Collect every line in the records below that contains the word "Robert".

▶ [The records]
□ □ □ □

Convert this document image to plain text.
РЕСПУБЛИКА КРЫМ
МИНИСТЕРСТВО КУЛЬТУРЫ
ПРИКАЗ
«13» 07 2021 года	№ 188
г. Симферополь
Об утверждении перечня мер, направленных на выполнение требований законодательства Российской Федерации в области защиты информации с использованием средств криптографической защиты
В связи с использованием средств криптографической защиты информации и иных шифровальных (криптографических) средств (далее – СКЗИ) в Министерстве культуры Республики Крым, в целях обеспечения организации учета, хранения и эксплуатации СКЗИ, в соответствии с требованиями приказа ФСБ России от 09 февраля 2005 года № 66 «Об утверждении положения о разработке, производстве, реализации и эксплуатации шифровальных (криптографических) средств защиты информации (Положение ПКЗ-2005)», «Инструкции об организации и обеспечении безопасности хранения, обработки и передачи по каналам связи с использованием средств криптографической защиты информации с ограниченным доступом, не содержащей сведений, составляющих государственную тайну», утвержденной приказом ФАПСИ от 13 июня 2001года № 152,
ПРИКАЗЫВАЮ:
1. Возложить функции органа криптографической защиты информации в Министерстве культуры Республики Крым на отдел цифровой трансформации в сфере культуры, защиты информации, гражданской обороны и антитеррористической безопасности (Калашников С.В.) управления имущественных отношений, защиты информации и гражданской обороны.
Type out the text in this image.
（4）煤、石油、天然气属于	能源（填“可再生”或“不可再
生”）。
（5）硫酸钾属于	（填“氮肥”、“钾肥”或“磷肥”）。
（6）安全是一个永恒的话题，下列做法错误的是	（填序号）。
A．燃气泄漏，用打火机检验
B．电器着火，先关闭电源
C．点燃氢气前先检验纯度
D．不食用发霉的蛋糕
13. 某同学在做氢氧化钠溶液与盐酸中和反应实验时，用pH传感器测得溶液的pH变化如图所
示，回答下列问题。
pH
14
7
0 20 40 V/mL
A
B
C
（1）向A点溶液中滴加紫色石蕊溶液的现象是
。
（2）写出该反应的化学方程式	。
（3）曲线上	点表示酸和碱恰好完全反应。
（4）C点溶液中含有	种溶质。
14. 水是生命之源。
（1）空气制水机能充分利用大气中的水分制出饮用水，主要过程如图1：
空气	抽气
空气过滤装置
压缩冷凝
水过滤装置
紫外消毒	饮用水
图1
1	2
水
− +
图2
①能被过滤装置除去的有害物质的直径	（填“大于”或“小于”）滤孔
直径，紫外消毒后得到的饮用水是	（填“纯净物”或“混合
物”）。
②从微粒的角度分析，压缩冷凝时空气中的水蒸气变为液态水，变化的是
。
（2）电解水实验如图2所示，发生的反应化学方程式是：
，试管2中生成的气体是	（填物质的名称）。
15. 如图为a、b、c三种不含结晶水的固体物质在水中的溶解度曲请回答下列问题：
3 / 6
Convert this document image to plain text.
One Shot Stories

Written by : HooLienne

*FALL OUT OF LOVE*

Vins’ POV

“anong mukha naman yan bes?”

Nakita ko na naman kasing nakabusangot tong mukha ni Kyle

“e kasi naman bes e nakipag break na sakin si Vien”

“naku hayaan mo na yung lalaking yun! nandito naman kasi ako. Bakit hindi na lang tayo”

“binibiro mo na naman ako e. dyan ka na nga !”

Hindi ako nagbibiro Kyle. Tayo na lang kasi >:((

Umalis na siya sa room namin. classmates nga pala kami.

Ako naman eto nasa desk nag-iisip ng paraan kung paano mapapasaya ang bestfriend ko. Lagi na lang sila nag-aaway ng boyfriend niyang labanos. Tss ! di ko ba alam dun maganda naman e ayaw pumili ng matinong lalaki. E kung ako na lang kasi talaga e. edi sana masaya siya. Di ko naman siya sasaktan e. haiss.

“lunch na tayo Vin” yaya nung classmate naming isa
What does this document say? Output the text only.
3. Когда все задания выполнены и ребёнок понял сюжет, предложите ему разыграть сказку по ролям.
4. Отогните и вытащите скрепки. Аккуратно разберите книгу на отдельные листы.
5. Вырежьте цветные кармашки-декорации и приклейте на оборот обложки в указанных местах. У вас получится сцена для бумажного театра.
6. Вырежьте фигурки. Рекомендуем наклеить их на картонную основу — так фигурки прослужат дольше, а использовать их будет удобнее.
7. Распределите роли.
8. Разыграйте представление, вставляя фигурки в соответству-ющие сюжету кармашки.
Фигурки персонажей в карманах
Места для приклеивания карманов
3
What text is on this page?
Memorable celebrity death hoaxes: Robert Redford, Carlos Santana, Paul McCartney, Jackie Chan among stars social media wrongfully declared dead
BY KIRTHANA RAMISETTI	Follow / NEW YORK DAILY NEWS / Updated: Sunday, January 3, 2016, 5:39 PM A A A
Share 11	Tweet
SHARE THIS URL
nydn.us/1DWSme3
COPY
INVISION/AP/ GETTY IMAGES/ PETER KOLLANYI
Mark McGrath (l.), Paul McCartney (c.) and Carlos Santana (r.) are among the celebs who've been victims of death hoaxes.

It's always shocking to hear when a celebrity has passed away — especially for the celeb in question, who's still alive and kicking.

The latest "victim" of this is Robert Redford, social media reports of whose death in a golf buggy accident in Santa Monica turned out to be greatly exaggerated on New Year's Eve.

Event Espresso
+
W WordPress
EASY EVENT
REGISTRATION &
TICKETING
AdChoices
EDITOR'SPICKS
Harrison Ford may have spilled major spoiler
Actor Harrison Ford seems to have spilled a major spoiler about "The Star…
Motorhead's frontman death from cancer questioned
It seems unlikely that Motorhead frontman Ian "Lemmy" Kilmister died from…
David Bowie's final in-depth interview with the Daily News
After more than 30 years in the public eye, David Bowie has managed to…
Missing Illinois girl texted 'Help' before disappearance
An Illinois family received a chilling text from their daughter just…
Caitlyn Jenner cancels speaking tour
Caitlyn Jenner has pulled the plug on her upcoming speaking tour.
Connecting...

□ □ □ □

▶ [Reply]
Memorable celebrity death hoaxes: Robert Redford, Carlos Santana, Paul McCartney, Jackie Chan among stars social media wrongfully declared dead
The latest "victim" of this is Robert Redford, social media reports of whose death in a golf buggy accident in Santa Monica turned out to be greatly exaggerated on New Year's Eve.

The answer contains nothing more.